-- Start Data provided --

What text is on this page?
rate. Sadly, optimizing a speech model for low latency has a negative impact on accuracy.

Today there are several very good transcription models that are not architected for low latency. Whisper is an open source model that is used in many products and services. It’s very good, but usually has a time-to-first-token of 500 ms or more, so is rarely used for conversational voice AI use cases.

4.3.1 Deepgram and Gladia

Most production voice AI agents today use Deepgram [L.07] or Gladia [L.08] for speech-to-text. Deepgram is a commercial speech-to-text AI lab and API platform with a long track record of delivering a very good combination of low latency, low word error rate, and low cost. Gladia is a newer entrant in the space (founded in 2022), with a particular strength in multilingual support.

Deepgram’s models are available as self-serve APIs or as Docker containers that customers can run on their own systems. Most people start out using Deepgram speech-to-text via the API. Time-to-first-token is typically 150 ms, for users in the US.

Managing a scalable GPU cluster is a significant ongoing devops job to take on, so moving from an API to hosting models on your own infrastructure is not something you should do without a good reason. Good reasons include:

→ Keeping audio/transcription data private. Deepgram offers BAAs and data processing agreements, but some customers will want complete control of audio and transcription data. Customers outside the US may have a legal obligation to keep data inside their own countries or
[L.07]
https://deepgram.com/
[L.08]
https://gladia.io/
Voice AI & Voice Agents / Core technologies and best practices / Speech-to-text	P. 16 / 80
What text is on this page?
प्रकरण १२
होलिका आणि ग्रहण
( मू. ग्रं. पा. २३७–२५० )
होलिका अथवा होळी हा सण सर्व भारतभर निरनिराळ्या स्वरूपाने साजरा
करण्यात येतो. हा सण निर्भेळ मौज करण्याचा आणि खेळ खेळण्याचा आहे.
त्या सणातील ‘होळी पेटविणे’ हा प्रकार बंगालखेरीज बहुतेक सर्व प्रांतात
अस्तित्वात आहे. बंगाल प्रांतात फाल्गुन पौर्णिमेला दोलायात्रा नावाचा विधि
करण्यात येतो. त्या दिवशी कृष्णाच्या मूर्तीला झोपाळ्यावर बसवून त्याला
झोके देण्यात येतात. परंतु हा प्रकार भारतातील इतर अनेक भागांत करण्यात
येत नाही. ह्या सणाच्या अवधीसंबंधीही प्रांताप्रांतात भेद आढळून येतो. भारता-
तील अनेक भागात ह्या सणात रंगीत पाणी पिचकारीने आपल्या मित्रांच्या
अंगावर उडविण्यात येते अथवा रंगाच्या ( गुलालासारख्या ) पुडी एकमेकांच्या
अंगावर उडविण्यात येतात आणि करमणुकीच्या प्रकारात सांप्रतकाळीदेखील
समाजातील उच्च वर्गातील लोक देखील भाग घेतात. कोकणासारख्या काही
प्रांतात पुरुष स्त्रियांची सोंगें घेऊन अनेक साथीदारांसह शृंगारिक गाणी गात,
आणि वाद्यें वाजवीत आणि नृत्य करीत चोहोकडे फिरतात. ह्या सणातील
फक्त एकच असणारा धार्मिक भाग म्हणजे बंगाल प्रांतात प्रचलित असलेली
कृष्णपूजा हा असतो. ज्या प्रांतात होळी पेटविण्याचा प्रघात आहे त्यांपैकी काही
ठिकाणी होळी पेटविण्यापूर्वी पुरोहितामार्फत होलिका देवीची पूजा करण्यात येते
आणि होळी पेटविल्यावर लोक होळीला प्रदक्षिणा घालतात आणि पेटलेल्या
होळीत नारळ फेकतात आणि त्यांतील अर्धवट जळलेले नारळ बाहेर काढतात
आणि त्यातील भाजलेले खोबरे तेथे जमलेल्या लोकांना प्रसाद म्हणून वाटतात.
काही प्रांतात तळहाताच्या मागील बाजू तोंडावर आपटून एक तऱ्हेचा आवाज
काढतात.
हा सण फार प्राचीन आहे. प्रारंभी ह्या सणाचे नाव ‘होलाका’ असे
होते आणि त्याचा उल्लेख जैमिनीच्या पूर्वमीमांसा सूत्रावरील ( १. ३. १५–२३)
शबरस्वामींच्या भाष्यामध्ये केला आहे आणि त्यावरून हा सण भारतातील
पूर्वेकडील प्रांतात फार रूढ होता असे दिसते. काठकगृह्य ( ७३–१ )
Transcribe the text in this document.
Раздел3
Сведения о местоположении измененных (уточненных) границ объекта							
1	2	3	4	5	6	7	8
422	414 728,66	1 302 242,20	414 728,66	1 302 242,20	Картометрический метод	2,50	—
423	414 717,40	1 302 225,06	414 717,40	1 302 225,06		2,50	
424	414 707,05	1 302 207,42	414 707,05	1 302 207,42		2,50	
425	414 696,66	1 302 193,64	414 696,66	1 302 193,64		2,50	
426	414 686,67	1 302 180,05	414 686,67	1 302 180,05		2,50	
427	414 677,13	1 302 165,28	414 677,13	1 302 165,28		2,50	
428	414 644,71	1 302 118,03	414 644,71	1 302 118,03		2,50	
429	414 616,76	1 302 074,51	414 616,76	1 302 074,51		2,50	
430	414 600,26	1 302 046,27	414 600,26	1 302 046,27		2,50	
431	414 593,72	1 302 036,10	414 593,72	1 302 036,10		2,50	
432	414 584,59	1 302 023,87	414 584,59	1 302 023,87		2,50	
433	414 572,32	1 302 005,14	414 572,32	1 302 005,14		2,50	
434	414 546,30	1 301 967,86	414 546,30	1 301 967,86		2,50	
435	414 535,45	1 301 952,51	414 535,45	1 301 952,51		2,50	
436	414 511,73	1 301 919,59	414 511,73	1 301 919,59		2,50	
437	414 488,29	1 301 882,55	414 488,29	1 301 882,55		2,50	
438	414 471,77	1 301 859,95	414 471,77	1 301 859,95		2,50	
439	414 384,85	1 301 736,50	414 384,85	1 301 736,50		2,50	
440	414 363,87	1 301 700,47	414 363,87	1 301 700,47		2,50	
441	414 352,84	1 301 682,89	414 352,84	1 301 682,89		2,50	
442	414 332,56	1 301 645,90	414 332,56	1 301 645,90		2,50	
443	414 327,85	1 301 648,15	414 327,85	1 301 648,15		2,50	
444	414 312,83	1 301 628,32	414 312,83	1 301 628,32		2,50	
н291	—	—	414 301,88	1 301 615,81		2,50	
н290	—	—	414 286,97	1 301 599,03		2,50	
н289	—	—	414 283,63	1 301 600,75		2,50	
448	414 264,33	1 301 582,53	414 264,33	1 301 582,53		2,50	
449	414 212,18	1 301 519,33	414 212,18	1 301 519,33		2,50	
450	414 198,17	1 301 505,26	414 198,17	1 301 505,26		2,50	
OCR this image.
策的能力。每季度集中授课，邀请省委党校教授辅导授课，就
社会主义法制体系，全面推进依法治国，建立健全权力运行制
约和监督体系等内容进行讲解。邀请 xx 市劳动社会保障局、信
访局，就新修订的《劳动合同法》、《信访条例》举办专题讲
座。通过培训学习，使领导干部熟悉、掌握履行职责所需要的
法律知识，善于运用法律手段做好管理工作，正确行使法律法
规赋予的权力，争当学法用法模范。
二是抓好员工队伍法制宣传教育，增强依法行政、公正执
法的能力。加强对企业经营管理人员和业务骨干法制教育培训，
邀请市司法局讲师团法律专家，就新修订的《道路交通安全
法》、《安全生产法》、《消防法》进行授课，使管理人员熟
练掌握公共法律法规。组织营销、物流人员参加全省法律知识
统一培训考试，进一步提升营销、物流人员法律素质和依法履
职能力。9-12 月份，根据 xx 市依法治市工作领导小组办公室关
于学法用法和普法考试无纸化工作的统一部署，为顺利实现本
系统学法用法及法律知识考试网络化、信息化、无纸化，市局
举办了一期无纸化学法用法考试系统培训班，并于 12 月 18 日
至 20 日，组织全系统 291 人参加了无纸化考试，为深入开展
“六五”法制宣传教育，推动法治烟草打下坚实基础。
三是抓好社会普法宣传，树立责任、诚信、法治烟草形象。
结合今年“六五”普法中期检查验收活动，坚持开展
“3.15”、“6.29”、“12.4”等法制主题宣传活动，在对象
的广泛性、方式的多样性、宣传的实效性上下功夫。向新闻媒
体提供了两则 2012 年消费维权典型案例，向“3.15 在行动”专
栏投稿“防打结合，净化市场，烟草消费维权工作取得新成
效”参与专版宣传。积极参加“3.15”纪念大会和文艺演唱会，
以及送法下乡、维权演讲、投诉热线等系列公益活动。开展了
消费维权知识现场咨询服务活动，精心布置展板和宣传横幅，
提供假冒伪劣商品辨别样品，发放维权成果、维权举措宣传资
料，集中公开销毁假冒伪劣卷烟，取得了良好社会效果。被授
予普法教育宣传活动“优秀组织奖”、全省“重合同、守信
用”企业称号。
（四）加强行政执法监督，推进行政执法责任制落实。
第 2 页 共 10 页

-- End Data provided --

Indicate how many lines of the material contain the string "就新修订的", giving the number and nothing more.

2